[Data entries]

>>>

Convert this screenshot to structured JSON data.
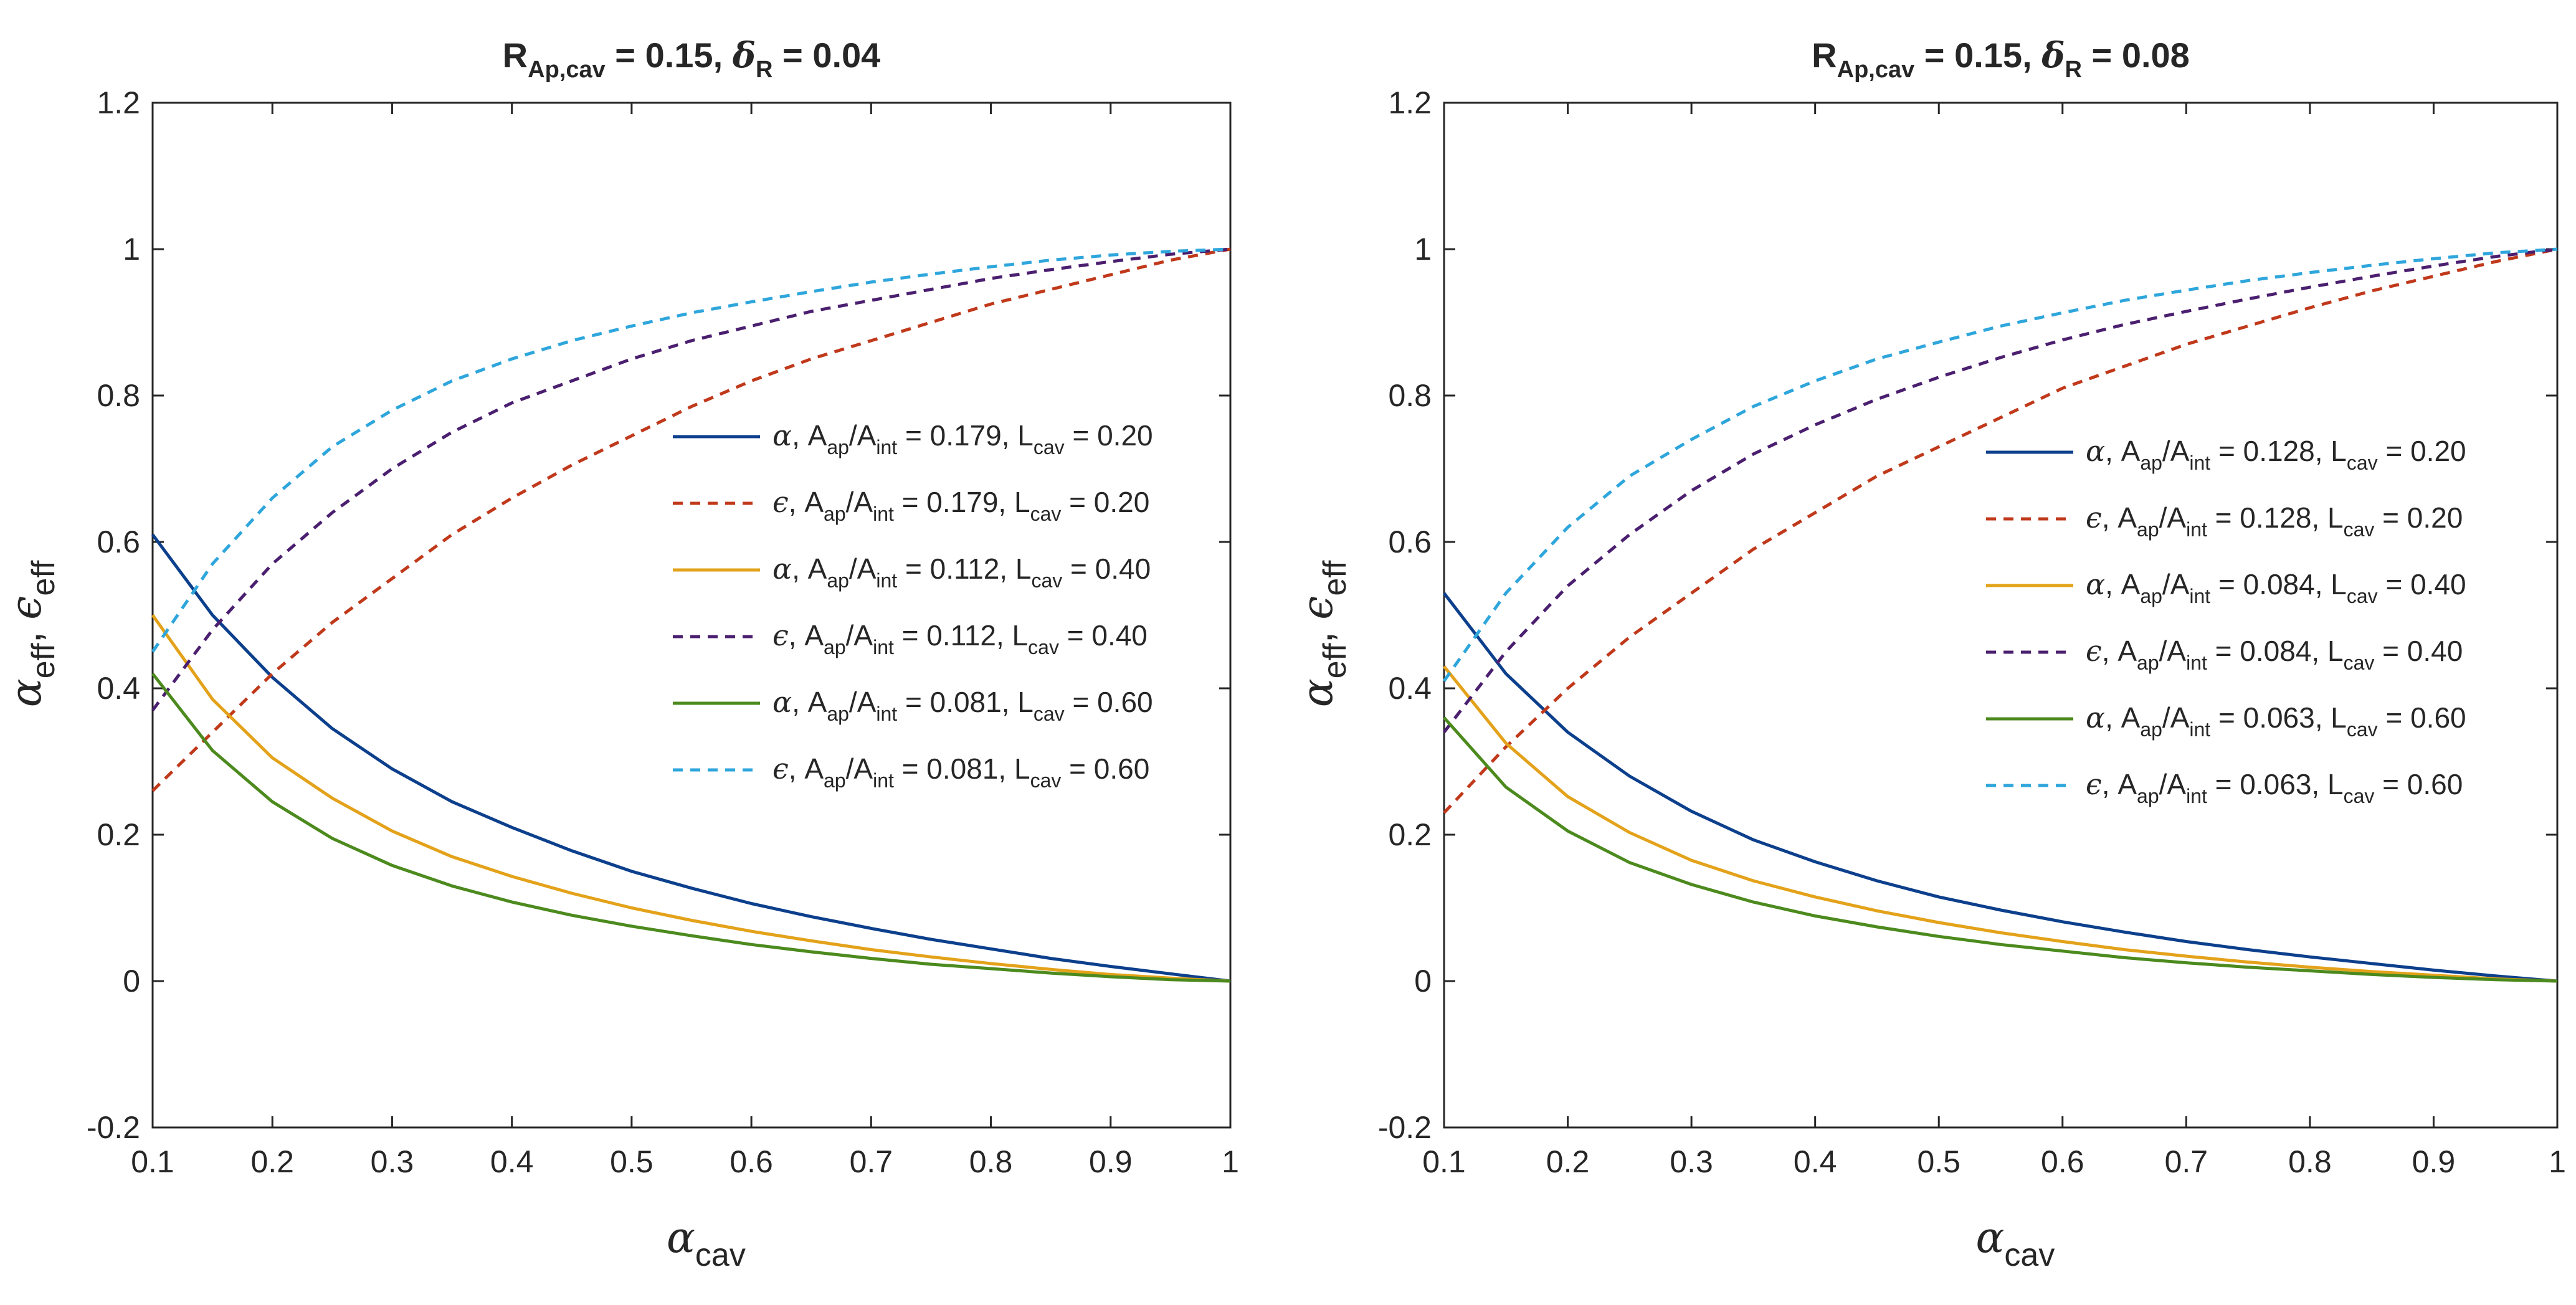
{
  "chart_data": [
    {
      "type": "line",
      "title": {
        "main": "R",
        "main_sub": "Ap,cav",
        "part1": " = 0.15,  ",
        "delta": "δ",
        "delta_sub": "R",
        "part2": " = 0.04"
      },
      "xlabel": {
        "sym": "α",
        "sub": "cav"
      },
      "ylabel": {
        "a_sym": "α",
        "a_sub": "eff",
        "sep": ", ",
        "e_sym": "ϵ",
        "e_sub": "eff"
      },
      "xlim": [
        0.1,
        1
      ],
      "ylim": [
        -0.2,
        1.2
      ],
      "xticks": [
        "0.1",
        "0.2",
        "0.3",
        "0.4",
        "0.5",
        "0.6",
        "0.7",
        "0.8",
        "0.9",
        "1"
      ],
      "yticks": [
        "-0.2",
        "0",
        "0.2",
        "0.4",
        "0.6",
        "0.8",
        "1",
        "1.2"
      ],
      "x": [
        0.1,
        0.15,
        0.2,
        0.25,
        0.3,
        0.35,
        0.4,
        0.45,
        0.5,
        0.55,
        0.6,
        0.65,
        0.7,
        0.75,
        0.8,
        0.85,
        0.9,
        0.95,
        1.0
      ],
      "legend_position": "middle-right",
      "series": [
        {
          "sym": "α",
          "ratio": "0.179",
          "lcav": "0.20",
          "color": "#0c3f8c",
          "dashed": false,
          "values": [
            0.61,
            0.5,
            0.415,
            0.345,
            0.29,
            0.245,
            0.21,
            0.178,
            0.15,
            0.127,
            0.106,
            0.088,
            0.072,
            0.057,
            0.044,
            0.031,
            0.02,
            0.01,
            0.0
          ]
        },
        {
          "sym": "ϵ",
          "ratio": "0.179",
          "lcav": "0.20",
          "color": "#c0391b",
          "dashed": true,
          "values": [
            0.26,
            0.34,
            0.42,
            0.49,
            0.55,
            0.61,
            0.66,
            0.705,
            0.745,
            0.785,
            0.82,
            0.85,
            0.875,
            0.9,
            0.925,
            0.945,
            0.965,
            0.985,
            1.0
          ]
        },
        {
          "sym": "α",
          "ratio": "0.112",
          "lcav": "0.40",
          "color": "#e3a21a",
          "dashed": false,
          "values": [
            0.5,
            0.385,
            0.305,
            0.25,
            0.205,
            0.17,
            0.143,
            0.12,
            0.1,
            0.083,
            0.068,
            0.055,
            0.043,
            0.033,
            0.024,
            0.016,
            0.009,
            0.004,
            0.0
          ]
        },
        {
          "sym": "ϵ",
          "ratio": "0.112",
          "lcav": "0.40",
          "color": "#4b1f6f",
          "dashed": true,
          "values": [
            0.37,
            0.48,
            0.57,
            0.64,
            0.7,
            0.75,
            0.79,
            0.82,
            0.85,
            0.875,
            0.895,
            0.915,
            0.93,
            0.945,
            0.96,
            0.972,
            0.983,
            0.993,
            1.0
          ]
        },
        {
          "sym": "α",
          "ratio": "0.081",
          "lcav": "0.60",
          "color": "#4c8a1e",
          "dashed": false,
          "values": [
            0.42,
            0.315,
            0.245,
            0.195,
            0.158,
            0.13,
            0.108,
            0.09,
            0.075,
            0.062,
            0.05,
            0.04,
            0.031,
            0.023,
            0.017,
            0.011,
            0.006,
            0.002,
            0.0
          ]
        },
        {
          "sym": "ϵ",
          "ratio": "0.081",
          "lcav": "0.60",
          "color": "#2ea6dc",
          "dashed": true,
          "values": [
            0.45,
            0.57,
            0.66,
            0.73,
            0.78,
            0.82,
            0.85,
            0.875,
            0.895,
            0.913,
            0.928,
            0.942,
            0.955,
            0.966,
            0.976,
            0.985,
            0.992,
            0.997,
            1.0
          ]
        }
      ]
    },
    {
      "type": "line",
      "title": {
        "main": "R",
        "main_sub": "Ap,cav",
        "part1": " = 0.15,  ",
        "delta": "δ",
        "delta_sub": "R",
        "part2": " = 0.08"
      },
      "xlabel": {
        "sym": "α",
        "sub": "cav"
      },
      "ylabel": {
        "a_sym": "α",
        "a_sub": "eff",
        "sep": ", ",
        "e_sym": "ϵ",
        "e_sub": "eff"
      },
      "xlim": [
        0.1,
        1
      ],
      "ylim": [
        -0.2,
        1.2
      ],
      "xticks": [
        "0.1",
        "0.2",
        "0.3",
        "0.4",
        "0.5",
        "0.6",
        "0.7",
        "0.8",
        "0.9",
        "1"
      ],
      "yticks": [
        "-0.2",
        "0",
        "0.2",
        "0.4",
        "0.6",
        "0.8",
        "1",
        "1.2"
      ],
      "x": [
        0.1,
        0.15,
        0.2,
        0.25,
        0.3,
        0.35,
        0.4,
        0.45,
        0.5,
        0.55,
        0.6,
        0.65,
        0.7,
        0.75,
        0.8,
        0.85,
        0.9,
        0.95,
        1.0
      ],
      "legend_position": "middle-right",
      "series": [
        {
          "sym": "α",
          "ratio": "0.128",
          "lcav": "0.20",
          "color": "#0c3f8c",
          "dashed": false,
          "values": [
            0.53,
            0.42,
            0.34,
            0.28,
            0.232,
            0.193,
            0.163,
            0.137,
            0.115,
            0.097,
            0.081,
            0.067,
            0.054,
            0.043,
            0.033,
            0.024,
            0.015,
            0.007,
            0.0
          ]
        },
        {
          "sym": "ϵ",
          "ratio": "0.128",
          "lcav": "0.20",
          "color": "#c0391b",
          "dashed": true,
          "values": [
            0.23,
            0.32,
            0.4,
            0.47,
            0.53,
            0.59,
            0.64,
            0.69,
            0.73,
            0.77,
            0.81,
            0.84,
            0.87,
            0.895,
            0.92,
            0.943,
            0.963,
            0.983,
            1.0
          ]
        },
        {
          "sym": "α",
          "ratio": "0.084",
          "lcav": "0.40",
          "color": "#e3a21a",
          "dashed": false,
          "values": [
            0.43,
            0.325,
            0.252,
            0.203,
            0.165,
            0.137,
            0.115,
            0.096,
            0.08,
            0.066,
            0.054,
            0.043,
            0.034,
            0.026,
            0.019,
            0.013,
            0.008,
            0.003,
            0.0
          ]
        },
        {
          "sym": "ϵ",
          "ratio": "0.084",
          "lcav": "0.40",
          "color": "#4b1f6f",
          "dashed": true,
          "values": [
            0.34,
            0.45,
            0.54,
            0.61,
            0.67,
            0.72,
            0.76,
            0.795,
            0.825,
            0.852,
            0.876,
            0.897,
            0.915,
            0.932,
            0.948,
            0.963,
            0.977,
            0.99,
            1.0
          ]
        },
        {
          "sym": "α",
          "ratio": "0.063",
          "lcav": "0.60",
          "color": "#4c8a1e",
          "dashed": false,
          "values": [
            0.36,
            0.265,
            0.205,
            0.162,
            0.132,
            0.108,
            0.089,
            0.074,
            0.061,
            0.05,
            0.041,
            0.032,
            0.025,
            0.019,
            0.014,
            0.009,
            0.005,
            0.002,
            0.0
          ]
        },
        {
          "sym": "ϵ",
          "ratio": "0.063",
          "lcav": "0.60",
          "color": "#2ea6dc",
          "dashed": true,
          "values": [
            0.41,
            0.53,
            0.62,
            0.69,
            0.74,
            0.785,
            0.82,
            0.85,
            0.873,
            0.895,
            0.913,
            0.93,
            0.944,
            0.957,
            0.968,
            0.978,
            0.987,
            0.995,
            1.0
          ]
        }
      ]
    }
  ],
  "legend_text": {
    "ap": "A",
    "ap_sub": "ap",
    "slash": "/A",
    "int_sub": "int",
    "eq": " = ",
    "lc": ", L",
    "cav_sub": "cav"
  }
}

<<<

▸ **Task**: Omitting all images, retype each line of the records precisely.

▸ **Reply to the task**:
Convert this screenshot to structured JSON data.
{
  "chart_data": [
    {
      "type": "line",
      "title": {
        "main": "R",
        "main_sub": "Ap,cav",
        "part1": " = 0.15,  ",
        "delta": "δ",
        "delta_sub": "R",
        "part2": " = 0.04"
      },
      "xlabel": {
        "sym": "α",
        "sub": "cav"
      },
      "ylabel": {
        "a_sym": "α",
        "a_sub": "eff",
        "sep": ", ",
        "e_sym": "ϵ",
        "e_sub": "eff"
      },
      "xlim": [
        0.1,
        1
      ],
      "ylim": [
        -0.2,
        1.2
      ],
      "xticks": [
        "0.1",
        "0.2",
        "0.3",
        "0.4",
        "0.5",
        "0.6",
        "0.7",
        "0.8",
        "0.9",
        "1"
      ],
      "yticks": [
        "-0.2",
        "0",
        "0.2",
        "0.4",
        "0.6",
        "0.8",
        "1",
        "1.2"
      ],
      "x": [
        0.1,
        0.15,
        0.2,
        0.25,
        0.3,
        0.35,
        0.4,
        0.45,
        0.5,
        0.55,
        0.6,
        0.65,
        0.7,
        0.75,
        0.8,
        0.85,
        0.9,
        0.95,
        1.0
      ],
      "legend_position": "middle-right",
      "series": [
        {
          "sym": "α",
          "ratio": "0.179",
          "lcav": "0.20",
          "color": "#0c3f8c",
          "dashed": false,
          "values": [
            0.61,
            0.5,
            0.415,
            0.345,
            0.29,
            0.245,
            0.21,
            0.178,
            0.15,
            0.127,
            0.106,
            0.088,
            0.072,
            0.057,
            0.044,
            0.031,
            0.02,
            0.01,
            0.0
          ]
        },
        {
          "sym": "ϵ",
          "ratio": "0.179",
          "lcav": "0.20",
          "color": "#c0391b",
          "dashed": true,
          "values": [
            0.26,
            0.34,
            0.42,
            0.49,
            0.55,
            0.61,
            0.66,
            0.705,
            0.745,
            0.785,
            0.82,
            0.85,
            0.875,
            0.9,
            0.925,
            0.945,
            0.965,
            0.985,
            1.0
          ]
        },
        {
          "sym": "α",
          "ratio": "0.112",
          "lcav": "0.40",
          "color": "#e3a21a",
          "dashed": false,
          "values": [
            0.5,
            0.385,
            0.305,
            0.25,
            0.205,
            0.17,
            0.143,
            0.12,
            0.1,
            0.083,
            0.068,
            0.055,
            0.043,
            0.033,
            0.024,
            0.016,
            0.009,
            0.004,
            0.0
          ]
        },
        {
          "sym": "ϵ",
          "ratio": "0.112",
          "lcav": "0.40",
          "color": "#4b1f6f",
          "dashed": true,
          "values": [
            0.37,
            0.48,
            0.57,
            0.64,
            0.7,
            0.75,
            0.79,
            0.82,
            0.85,
            0.875,
            0.895,
            0.915,
            0.93,
            0.945,
            0.96,
            0.972,
            0.983,
            0.993,
            1.0
          ]
        },
        {
          "sym": "α",
          "ratio": "0.081",
          "lcav": "0.60",
          "color": "#4c8a1e",
          "dashed": false,
          "values": [
            0.42,
            0.315,
            0.245,
            0.195,
            0.158,
            0.13,
            0.108,
            0.09,
            0.075,
            0.062,
            0.05,
            0.04,
            0.031,
            0.023,
            0.017,
            0.011,
            0.006,
            0.002,
            0.0
          ]
        },
        {
          "sym": "ϵ",
          "ratio": "0.081",
          "lcav": "0.60",
          "color": "#2ea6dc",
          "dashed": true,
          "values": [
            0.45,
            0.57,
            0.66,
            0.73,
            0.78,
            0.82,
            0.85,
            0.875,
            0.895,
            0.913,
            0.928,
            0.942,
            0.955,
            0.966,
            0.976,
            0.985,
            0.992,
            0.997,
            1.0
          ]
        }
      ]
    },
    {
      "type": "line",
      "title": {
        "main": "R",
        "main_sub": "Ap,cav",
        "part1": " = 0.15,  ",
        "delta": "δ",
        "delta_sub": "R",
        "part2": " = 0.08"
      },
      "xlabel": {
        "sym": "α",
        "sub": "cav"
      },
      "ylabel": {
        "a_sym": "α",
        "a_sub": "eff",
        "sep": ", ",
        "e_sym": "ϵ",
        "e_sub": "eff"
      },
      "xlim": [
        0.1,
        1
      ],
      "ylim": [
        -0.2,
        1.2
      ],
      "xticks": [
        "0.1",
        "0.2",
        "0.3",
        "0.4",
        "0.5",
        "0.6",
        "0.7",
        "0.8",
        "0.9",
        "1"
      ],
      "yticks": [
        "-0.2",
        "0",
        "0.2",
        "0.4",
        "0.6",
        "0.8",
        "1",
        "1.2"
      ],
      "x": [
        0.1,
        0.15,
        0.2,
        0.25,
        0.3,
        0.35,
        0.4,
        0.45,
        0.5,
        0.55,
        0.6,
        0.65,
        0.7,
        0.75,
        0.8,
        0.85,
        0.9,
        0.95,
        1.0
      ],
      "legend_position": "middle-right",
      "series": [
        {
          "sym": "α",
          "ratio": "0.128",
          "lcav": "0.20",
          "color": "#0c3f8c",
          "dashed": false,
          "values": [
            0.53,
            0.42,
            0.34,
            0.28,
            0.232,
            0.193,
            0.163,
            0.137,
            0.115,
            0.097,
            0.081,
            0.067,
            0.054,
            0.043,
            0.033,
            0.024,
            0.015,
            0.007,
            0.0
          ]
        },
        {
          "sym": "ϵ",
          "ratio": "0.128",
          "lcav": "0.20",
          "color": "#c0391b",
          "dashed": true,
          "values": [
            0.23,
            0.32,
            0.4,
            0.47,
            0.53,
            0.59,
            0.64,
            0.69,
            0.73,
            0.77,
            0.81,
            0.84,
            0.87,
            0.895,
            0.92,
            0.943,
            0.963,
            0.983,
            1.0
          ]
        },
        {
          "sym": "α",
          "ratio": "0.084",
          "lcav": "0.40",
          "color": "#e3a21a",
          "dashed": false,
          "values": [
            0.43,
            0.325,
            0.252,
            0.203,
            0.165,
            0.137,
            0.115,
            0.096,
            0.08,
            0.066,
            0.054,
            0.043,
            0.034,
            0.026,
            0.019,
            0.013,
            0.008,
            0.003,
            0.0
          ]
        },
        {
          "sym": "ϵ",
          "ratio": "0.084",
          "lcav": "0.40",
          "color": "#4b1f6f",
          "dashed": true,
          "values": [
            0.34,
            0.45,
            0.54,
            0.61,
            0.67,
            0.72,
            0.76,
            0.795,
            0.825,
            0.852,
            0.876,
            0.897,
            0.915,
            0.932,
            0.948,
            0.963,
            0.977,
            0.99,
            1.0
          ]
        },
        {
          "sym": "α",
          "ratio": "0.063",
          "lcav": "0.60",
          "color": "#4c8a1e",
          "dashed": false,
          "values": [
            0.36,
            0.265,
            0.205,
            0.162,
            0.132,
            0.108,
            0.089,
            0.074,
            0.061,
            0.05,
            0.041,
            0.032,
            0.025,
            0.019,
            0.014,
            0.009,
            0.005,
            0.002,
            0.0
          ]
        },
        {
          "sym": "ϵ",
          "ratio": "0.063",
          "lcav": "0.60",
          "color": "#2ea6dc",
          "dashed": true,
          "values": [
            0.41,
            0.53,
            0.62,
            0.69,
            0.74,
            0.785,
            0.82,
            0.85,
            0.873,
            0.895,
            0.913,
            0.93,
            0.944,
            0.957,
            0.968,
            0.978,
            0.987,
            0.995,
            1.0
          ]
        }
      ]
    }
  ],
  "legend_text": {
    "ap": "A",
    "ap_sub": "ap",
    "slash": "/A",
    "int_sub": "int",
    "eq": " = ",
    "lc": ", L",
    "cav_sub": "cav"
  }
}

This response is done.